— Start of DATA PROVIDED —

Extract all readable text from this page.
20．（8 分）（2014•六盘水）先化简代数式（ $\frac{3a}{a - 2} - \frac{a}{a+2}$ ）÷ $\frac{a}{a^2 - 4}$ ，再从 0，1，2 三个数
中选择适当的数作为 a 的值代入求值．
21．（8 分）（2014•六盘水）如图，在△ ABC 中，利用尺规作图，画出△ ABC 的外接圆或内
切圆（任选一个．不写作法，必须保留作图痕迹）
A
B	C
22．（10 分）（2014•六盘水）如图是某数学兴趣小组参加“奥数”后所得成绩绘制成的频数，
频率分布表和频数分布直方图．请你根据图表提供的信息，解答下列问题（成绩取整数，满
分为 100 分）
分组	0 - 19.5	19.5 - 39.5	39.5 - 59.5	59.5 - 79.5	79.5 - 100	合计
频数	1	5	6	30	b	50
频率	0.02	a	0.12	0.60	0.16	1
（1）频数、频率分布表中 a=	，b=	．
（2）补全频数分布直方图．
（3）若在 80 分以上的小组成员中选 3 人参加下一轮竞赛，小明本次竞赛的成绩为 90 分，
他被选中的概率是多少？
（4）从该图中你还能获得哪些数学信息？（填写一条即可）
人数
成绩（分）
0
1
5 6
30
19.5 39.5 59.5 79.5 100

— End of DATA PROVIDED —

## TASK DIRECTIONS
Give the listing again, word for word.

## REPLY
Extract all readable text from this page.
20．（8 分）（2014•六盘水）先化简代数式（ $\frac{3a}{a - 2} - \frac{a}{a+2}$ ）÷ $\frac{a}{a^2 - 4}$ ，再从 0，1，2 三个数
中选择适当的数作为 a 的值代入求值．
21．（8 分）（2014•六盘水）如图，在△ ABC 中，利用尺规作图，画出△ ABC 的外接圆或内
切圆（任选一个．不写作法，必须保留作图痕迹）
A
B	C
22．（10 分）（2014•六盘水）如图是某数学兴趣小组参加“奥数”后所得成绩绘制成的频数，
频率分布表和频数分布直方图．请你根据图表提供的信息，解答下列问题（成绩取整数，满
分为 100 分）
分组	0 - 19.5	19.5 - 39.5	39.5 - 59.5	59.5 - 79.5	79.5 - 100	合计
频数	1	5	6	30	b	50
频率	0.02	a	0.12	0.60	0.16	1
（1）频数、频率分布表中 a=	，b=	．
（2）补全频数分布直方图．
（3）若在 80 分以上的小组成员中选 3 人参加下一轮竞赛，小明本次竞赛的成绩为 90 分，
他被选中的概率是多少？
（4）从该图中你还能获得哪些数学信息？（填写一条即可）
人数
成绩（分）
0
1
5 6
30
19.5 39.5 59.5 79.5 100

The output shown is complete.